-- Start --
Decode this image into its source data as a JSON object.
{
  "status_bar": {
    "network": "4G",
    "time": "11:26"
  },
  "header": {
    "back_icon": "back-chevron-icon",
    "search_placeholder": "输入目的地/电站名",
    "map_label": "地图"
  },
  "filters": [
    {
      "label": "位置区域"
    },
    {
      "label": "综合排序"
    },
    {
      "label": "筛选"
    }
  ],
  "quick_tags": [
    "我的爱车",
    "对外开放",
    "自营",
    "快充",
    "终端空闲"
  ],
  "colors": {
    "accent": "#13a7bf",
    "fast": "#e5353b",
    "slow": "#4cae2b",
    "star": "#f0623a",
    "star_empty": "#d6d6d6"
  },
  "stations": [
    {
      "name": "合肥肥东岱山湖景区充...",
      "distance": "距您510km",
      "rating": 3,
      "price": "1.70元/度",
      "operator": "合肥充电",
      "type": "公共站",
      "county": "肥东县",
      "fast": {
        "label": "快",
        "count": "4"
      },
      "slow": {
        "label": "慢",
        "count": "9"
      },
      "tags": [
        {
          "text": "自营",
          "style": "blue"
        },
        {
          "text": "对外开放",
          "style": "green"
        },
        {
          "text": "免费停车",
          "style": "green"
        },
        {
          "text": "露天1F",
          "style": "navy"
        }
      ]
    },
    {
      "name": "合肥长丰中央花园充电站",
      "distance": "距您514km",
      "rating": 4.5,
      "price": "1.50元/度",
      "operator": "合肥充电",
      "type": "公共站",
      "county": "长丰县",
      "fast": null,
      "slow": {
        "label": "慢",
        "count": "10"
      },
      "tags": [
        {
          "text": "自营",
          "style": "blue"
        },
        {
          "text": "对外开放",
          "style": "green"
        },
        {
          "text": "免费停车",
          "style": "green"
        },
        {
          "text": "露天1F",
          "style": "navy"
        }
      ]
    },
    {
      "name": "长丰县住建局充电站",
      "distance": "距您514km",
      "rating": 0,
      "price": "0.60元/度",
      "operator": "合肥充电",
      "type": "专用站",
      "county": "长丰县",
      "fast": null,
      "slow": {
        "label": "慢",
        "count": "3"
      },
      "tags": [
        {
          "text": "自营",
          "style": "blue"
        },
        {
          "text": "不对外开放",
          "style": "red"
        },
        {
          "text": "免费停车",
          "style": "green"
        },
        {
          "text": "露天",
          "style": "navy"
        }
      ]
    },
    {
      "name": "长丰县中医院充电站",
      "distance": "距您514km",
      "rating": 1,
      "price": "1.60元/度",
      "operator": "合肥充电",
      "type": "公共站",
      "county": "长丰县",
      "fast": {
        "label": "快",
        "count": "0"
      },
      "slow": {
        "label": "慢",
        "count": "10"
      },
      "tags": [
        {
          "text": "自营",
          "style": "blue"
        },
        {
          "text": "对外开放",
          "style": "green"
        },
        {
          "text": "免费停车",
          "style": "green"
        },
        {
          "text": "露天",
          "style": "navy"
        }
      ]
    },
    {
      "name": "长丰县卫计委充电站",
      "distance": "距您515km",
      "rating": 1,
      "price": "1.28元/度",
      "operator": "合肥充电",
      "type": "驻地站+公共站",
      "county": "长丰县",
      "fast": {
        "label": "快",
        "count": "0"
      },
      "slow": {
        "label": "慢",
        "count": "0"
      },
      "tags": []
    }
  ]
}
-- End --
Task prompt: The records above should all be quoted exactly, please.

Complete response:
Decode this image into its source data as a JSON object.
{
  "status_bar": {
    "network": "4G",
    "time": "11:26"
  },
  "header": {
    "back_icon": "back-chevron-icon",
    "search_placeholder": "输入目的地/电站名",
    "map_label": "地图"
  },
  "filters": [
    {
      "label": "位置区域"
    },
    {
      "label": "综合排序"
    },
    {
      "label": "筛选"
    }
  ],
  "quick_tags": [
    "我的爱车",
    "对外开放",
    "自营",
    "快充",
    "终端空闲"
  ],
  "colors": {
    "accent": "#13a7bf",
    "fast": "#e5353b",
    "slow": "#4cae2b",
    "star": "#f0623a",
    "star_empty": "#d6d6d6"
  },
  "stations": [
    {
      "name": "合肥肥东岱山湖景区充...",
      "distance": "距您510km",
      "rating": 3,
      "price": "1.70元/度",
      "operator": "合肥充电",
      "type": "公共站",
      "county": "肥东县",
      "fast": {
        "label": "快",
        "count": "4"
      },
      "slow": {
        "label": "慢",
        "count": "9"
      },
      "tags": [
        {
          "text": "自营",
          "style": "blue"
        },
        {
          "text": "对外开放",
          "style": "green"
        },
        {
          "text": "免费停车",
          "style": "green"
        },
        {
          "text": "露天1F",
          "style": "navy"
        }
      ]
    },
    {
      "name": "合肥长丰中央花园充电站",
      "distance": "距您514km",
      "rating": 4.5,
      "price": "1.50元/度",
      "operator": "合肥充电",
      "type": "公共站",
      "county": "长丰县",
      "fast": null,
      "slow": {
        "label": "慢",
        "count": "10"
      },
      "tags": [
        {
          "text": "自营",
          "style": "blue"
        },
        {
          "text": "对外开放",
          "style": "green"
        },
        {
          "text": "免费停车",
          "style": "green"
        },
        {
          "text": "露天1F",
          "style": "navy"
        }
      ]
    },
    {
      "name": "长丰县住建局充电站",
      "distance": "距您514km",
      "rating": 0,
      "price": "0.60元/度",
      "operator": "合肥充电",
      "type": "专用站",
      "county": "长丰县",
      "fast": null,
      "slow": {
        "label": "慢",
        "count": "3"
      },
      "tags": [
        {
          "text": "自营",
          "style": "blue"
        },
        {
          "text": "不对外开放",
          "style": "red"
        },
        {
          "text": "免费停车",
          "style": "green"
        },
        {
          "text": "露天",
          "style": "navy"
        }
      ]
    },
    {
      "name": "长丰县中医院充电站",
      "distance": "距您514km",
      "rating": 1,
      "price": "1.60元/度",
      "operator": "合肥充电",
      "type": "公共站",
      "county": "长丰县",
      "fast": {
        "label": "快",
        "count": "0"
      },
      "slow": {
        "label": "慢",
        "count": "10"
      },
      "tags": [
        {
          "text": "自营",
          "style": "blue"
        },
        {
          "text": "对外开放",
          "style": "green"
        },
        {
          "text": "免费停车",
          "style": "green"
        },
        {
          "text": "露天",
          "style": "navy"
        }
      ]
    },
    {
      "name": "长丰县卫计委充电站",
      "distance": "距您515km",
      "rating": 1,
      "price": "1.28元/度",
      "operator": "合肥充电",
      "type": "驻地站+公共站",
      "county": "长丰县",
      "fast": {
        "label": "快",
        "count": "0"
      },
      "slow": {
        "label": "慢",
        "count": "0"
      },
      "tags": []
    }
  ]
}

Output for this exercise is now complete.